**WORK TO COMPLETE:** Quote the records that follow in full and exactly; leave out the pictures.

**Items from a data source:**

☆ ☆ ☆ ☆

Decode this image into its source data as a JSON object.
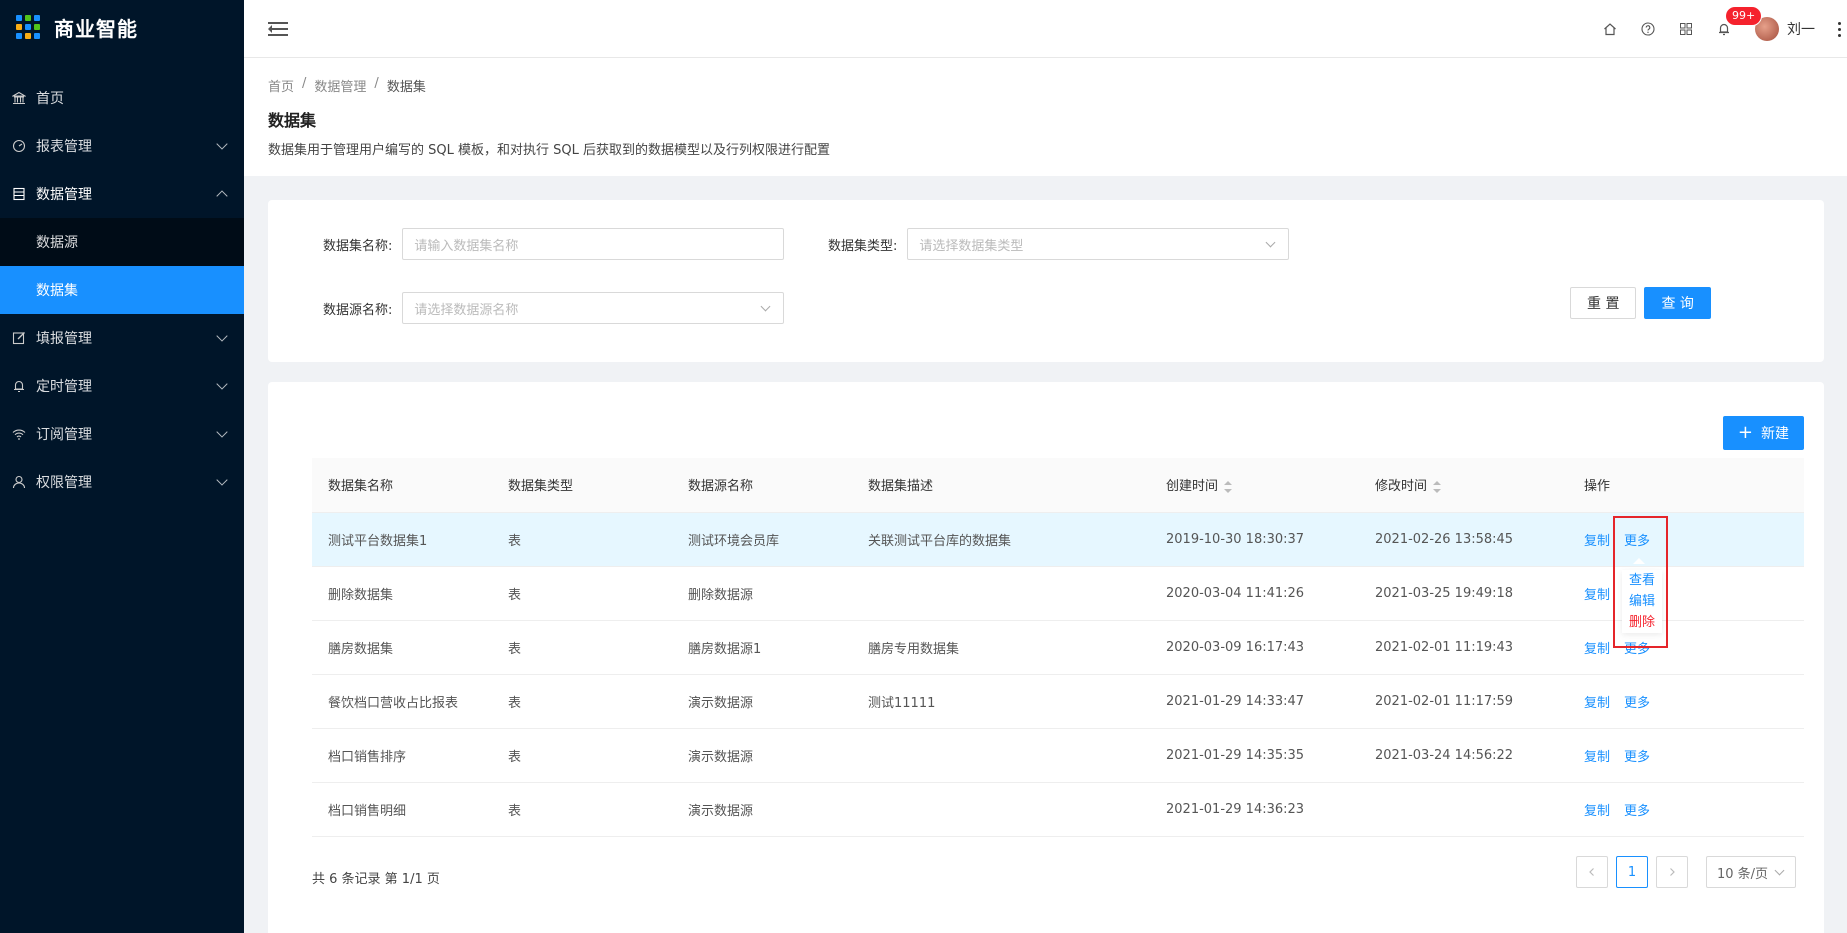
{
  "brand": {
    "title": "商业智能"
  },
  "sidebar": {
    "items": [
      {
        "label": "首页",
        "icon": "bank-icon"
      },
      {
        "label": "报表管理",
        "icon": "dashboard-icon"
      },
      {
        "label": "数据管理",
        "icon": "table-icon"
      },
      {
        "label": "填报管理",
        "icon": "edit-icon"
      },
      {
        "label": "定时管理",
        "icon": "bell-icon"
      },
      {
        "label": "订阅管理",
        "icon": "wifi-icon"
      },
      {
        "label": "权限管理",
        "icon": "user-icon"
      }
    ],
    "sub_items": [
      {
        "label": "数据源"
      },
      {
        "label": "数据集"
      }
    ]
  },
  "header": {
    "badge": "99+",
    "user_name": "刘一"
  },
  "breadcrumb": [
    "首页",
    "数据管理",
    "数据集"
  ],
  "page": {
    "title": "数据集",
    "description": "数据集用于管理用户编写的 SQL 模板，和对执行 SQL 后获取到的数据模型以及行列权限进行配置"
  },
  "filters": {
    "name_label": "数据集名称:",
    "name_placeholder": "请输入数据集名称",
    "type_label": "数据集类型:",
    "type_placeholder": "请选择数据集类型",
    "source_label": "数据源名称:",
    "source_placeholder": "请选择数据源名称",
    "reset_label": "重 置",
    "query_label": "查 询"
  },
  "toolbar": {
    "new_label": "新建"
  },
  "table": {
    "columns": [
      "数据集名称",
      "数据集类型",
      "数据源名称",
      "数据集描述",
      "创建时间",
      "修改时间",
      "操作"
    ],
    "rows": [
      {
        "name": "测试平台数据集1",
        "type": "表",
        "source": "测试环境会员库",
        "desc": "关联测试平台库的数据集",
        "created": "2019-10-30 18:30:37",
        "modified": "2021-02-26 13:58:45"
      },
      {
        "name": "删除数据集",
        "type": "表",
        "source": "删除数据源",
        "desc": "",
        "created": "2020-03-04 11:41:26",
        "modified": "2021-03-25 19:49:18"
      },
      {
        "name": "膳房数据集",
        "type": "表",
        "source": "膳房数据源1",
        "desc": "膳房专用数据集",
        "created": "2020-03-09 16:17:43",
        "modified": "2021-02-01 11:19:43"
      },
      {
        "name": "餐饮档口营收占比报表",
        "type": "表",
        "source": "演示数据源",
        "desc": "测试11111",
        "created": "2021-01-29 14:33:47",
        "modified": "2021-02-01 11:17:59"
      },
      {
        "name": "档口销售排序",
        "type": "表",
        "source": "演示数据源",
        "desc": "",
        "created": "2021-01-29 14:35:35",
        "modified": "2021-03-24 14:56:22"
      },
      {
        "name": "档口销售明细",
        "type": "表",
        "source": "演示数据源",
        "desc": "",
        "created": "2021-01-29 14:36:23",
        "modified": ""
      }
    ],
    "action_copy": "复制",
    "action_more": "更多"
  },
  "dropdown": {
    "view": "查看",
    "edit": "编辑",
    "delete": "删除"
  },
  "pagination": {
    "total_text": "共 6 条记录 第 1/1 页",
    "current_page": "1",
    "page_size": "10 条/页"
  },
  "colors": {
    "primary": "#1890ff",
    "sidebar_bg": "#001529",
    "danger": "#f5222d"
  }
}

☆ ☆ ☆ ☆

**ANSWER BELOW:**
Decode this image into its source data as a JSON object.
{
  "brand": {
    "title": "商业智能"
  },
  "sidebar": {
    "items": [
      {
        "label": "首页",
        "icon": "bank-icon"
      },
      {
        "label": "报表管理",
        "icon": "dashboard-icon"
      },
      {
        "label": "数据管理",
        "icon": "table-icon"
      },
      {
        "label": "填报管理",
        "icon": "edit-icon"
      },
      {
        "label": "定时管理",
        "icon": "bell-icon"
      },
      {
        "label": "订阅管理",
        "icon": "wifi-icon"
      },
      {
        "label": "权限管理",
        "icon": "user-icon"
      }
    ],
    "sub_items": [
      {
        "label": "数据源"
      },
      {
        "label": "数据集"
      }
    ]
  },
  "header": {
    "badge": "99+",
    "user_name": "刘一"
  },
  "breadcrumb": [
    "首页",
    "数据管理",
    "数据集"
  ],
  "page": {
    "title": "数据集",
    "description": "数据集用于管理用户编写的 SQL 模板，和对执行 SQL 后获取到的数据模型以及行列权限进行配置"
  },
  "filters": {
    "name_label": "数据集名称:",
    "name_placeholder": "请输入数据集名称",
    "type_label": "数据集类型:",
    "type_placeholder": "请选择数据集类型",
    "source_label": "数据源名称:",
    "source_placeholder": "请选择数据源名称",
    "reset_label": "重 置",
    "query_label": "查 询"
  },
  "toolbar": {
    "new_label": "新建"
  },
  "table": {
    "columns": [
      "数据集名称",
      "数据集类型",
      "数据源名称",
      "数据集描述",
      "创建时间",
      "修改时间",
      "操作"
    ],
    "rows": [
      {
        "name": "测试平台数据集1",
        "type": "表",
        "source": "测试环境会员库",
        "desc": "关联测试平台库的数据集",
        "created": "2019-10-30 18:30:37",
        "modified": "2021-02-26 13:58:45"
      },
      {
        "name": "删除数据集",
        "type": "表",
        "source": "删除数据源",
        "desc": "",
        "created": "2020-03-04 11:41:26",
        "modified": "2021-03-25 19:49:18"
      },
      {
        "name": "膳房数据集",
        "type": "表",
        "source": "膳房数据源1",
        "desc": "膳房专用数据集",
        "created": "2020-03-09 16:17:43",
        "modified": "2021-02-01 11:19:43"
      },
      {
        "name": "餐饮档口营收占比报表",
        "type": "表",
        "source": "演示数据源",
        "desc": "测试11111",
        "created": "2021-01-29 14:33:47",
        "modified": "2021-02-01 11:17:59"
      },
      {
        "name": "档口销售排序",
        "type": "表",
        "source": "演示数据源",
        "desc": "",
        "created": "2021-01-29 14:35:35",
        "modified": "2021-03-24 14:56:22"
      },
      {
        "name": "档口销售明细",
        "type": "表",
        "source": "演示数据源",
        "desc": "",
        "created": "2021-01-29 14:36:23",
        "modified": ""
      }
    ],
    "action_copy": "复制",
    "action_more": "更多"
  },
  "dropdown": {
    "view": "查看",
    "edit": "编辑",
    "delete": "删除"
  },
  "pagination": {
    "total_text": "共 6 条记录 第 1/1 页",
    "current_page": "1",
    "page_size": "10 条/页"
  },
  "colors": {
    "primary": "#1890ff",
    "sidebar_bg": "#001529",
    "danger": "#f5222d"
  }
}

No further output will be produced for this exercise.